**Extracted data entries**.
-- Start --
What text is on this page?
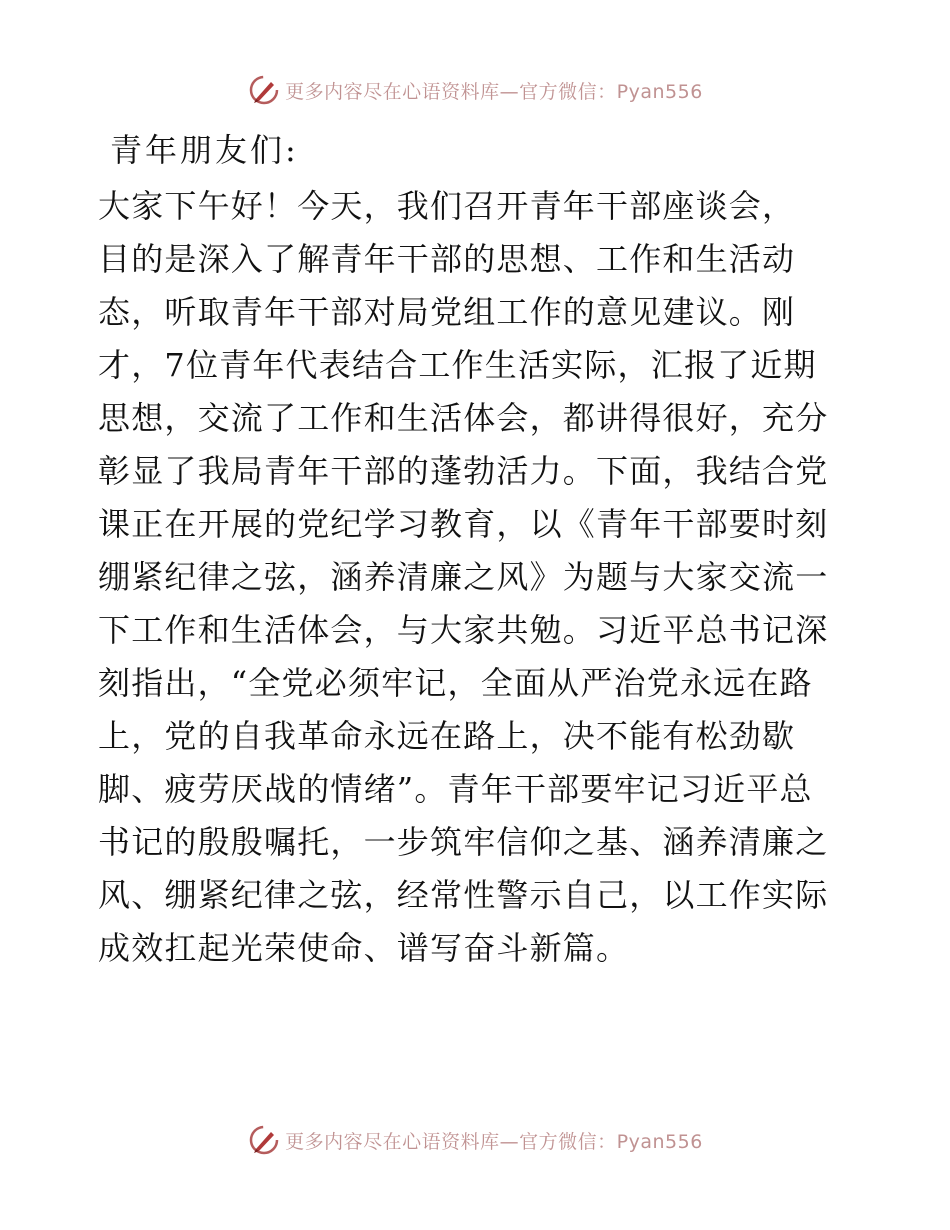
更多内容尽在心语资料库—官方微信：Pyan556
青年朋友们:
大家下午好！今天，我们召开青年干部座谈会，
目的是深入了解青年干部的思想、工作和生活动
态，听取青年干部对局党组工作的意见建议。刚
才，7位青年代表结合工作生活实际，汇报了近期
思想，交流了工作和生活体会，都讲得很好，充分
彰显了我局青年干部的蓬勃活力。下面，我结合党
课正在开展的党纪学习教育，以《青年干部要时刻
绷紧纪律之弦，涵养清廉之风》为题与大家交流一
下工作和生活体会，与大家共勉。习近平总书记深
刻指出，“全党必须牢记，全面从严治党永远在路
上，党的自我革命永远在路上，决不能有松劲歇
脚、疲劳厌战的情绪”。青年干部要牢记习近平总
书记的殷殷嘱托，一步筑牢信仰之基、涵养清廉之
风、绷紧纪律之弦，经常性警示自己，以工作实际
成效扛起光荣使命、谱写奋斗新篇。
更多内容尽在心语资料库—官方微信：Pyan556
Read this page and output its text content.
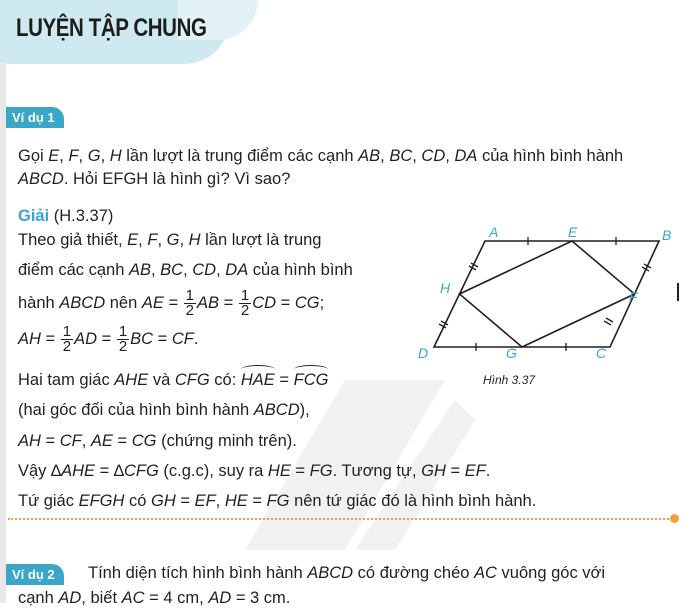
LUYỆN TẬP CHUNG
Ví dụ 1
Gọi E, F, G, H lần lượt là trung điểm các cạnh AB, BC, CD, DA của hình bình hành
ABCD. Hỏi EFGH là hình gì? Vì sao?
Giải (H.3.37)
Theo giả thiết, E, F, G, H lần lượt là trung
điểm các cạnh AB, BC, CD, DA của hình bình
hành ABCD nên AE = $\frac{1}{2}$ AB = $\frac{1}{2}$ CD = CG;
AH = $\frac{1}{2}$ AD = $\frac{1}{2}$ BC = CF.
Hai tam giác AHE và CFG có: HAE = FCG
(hai góc đối của hình bình hành ABCD),
AH = CF, AE = CG (chứng minh trên).
Vậy ∆AHE = ∆CFG (c.g.c), suy ra HE = FG. Tương tự, GH = EF.
Tứ giác EFGH có GH = EF, HE = FG nên tứ giác đó là hình bình hành.
A	E	B
H
F
D	G	C
Hình 3.37
Ví dụ 2	Tính diện tích hình bình hành ABCD có đường chéo AC vuông góc với
cạnh AD, biết AC = 4 cm, AD = 3 cm.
-- End --
**Prompt**. Without including the pictures, reproduce all entries exactly.

**Task response**.
What text is on this page?
更多内容尽在心语资料库—官方微信：Pyan556
青年朋友们:
大家下午好！今天，我们召开青年干部座谈会，
目的是深入了解青年干部的思想、工作和生活动
态，听取青年干部对局党组工作的意见建议。刚
才，7位青年代表结合工作生活实际，汇报了近期
思想，交流了工作和生活体会，都讲得很好，充分
彰显了我局青年干部的蓬勃活力。下面，我结合党
课正在开展的党纪学习教育，以《青年干部要时刻
绷紧纪律之弦，涵养清廉之风》为题与大家交流一
下工作和生活体会，与大家共勉。习近平总书记深
刻指出，“全党必须牢记，全面从严治党永远在路
上，党的自我革命永远在路上，决不能有松劲歇
脚、疲劳厌战的情绪”。青年干部要牢记习近平总
书记的殷殷嘱托，一步筑牢信仰之基、涵养清廉之
风、绷紧纪律之弦，经常性警示自己，以工作实际
成效扛起光荣使命、谱写奋斗新篇。
更多内容尽在心语资料库—官方微信：Pyan556
Read this page and output its text content.
LUYỆN TẬP CHUNG
Ví dụ 1
Gọi E, F, G, H lần lượt là trung điểm các cạnh AB, BC, CD, DA của hình bình hành
ABCD. Hỏi EFGH là hình gì? Vì sao?
Giải (H.3.37)
Theo giả thiết, E, F, G, H lần lượt là trung
điểm các cạnh AB, BC, CD, DA của hình bình
hành ABCD nên AE = $\frac{1}{2}$ AB = $\frac{1}{2}$ CD = CG;
AH = $\frac{1}{2}$ AD = $\frac{1}{2}$ BC = CF.
Hai tam giác AHE và CFG có: HAE = FCG
(hai góc đối của hình bình hành ABCD),
AH = CF, AE = CG (chứng minh trên).
Vậy ∆AHE = ∆CFG (c.g.c), suy ra HE = FG. Tương tự, GH = EF.
Tứ giác EFGH có GH = EF, HE = FG nên tứ giác đó là hình bình hành.
A	E	B
H
F
D	G	C
Hình 3.37
Ví dụ 2	Tính diện tích hình bình hành ABCD có đường chéo AC vuông góc với
cạnh AD, biết AC = 4 cm, AD = 3 cm.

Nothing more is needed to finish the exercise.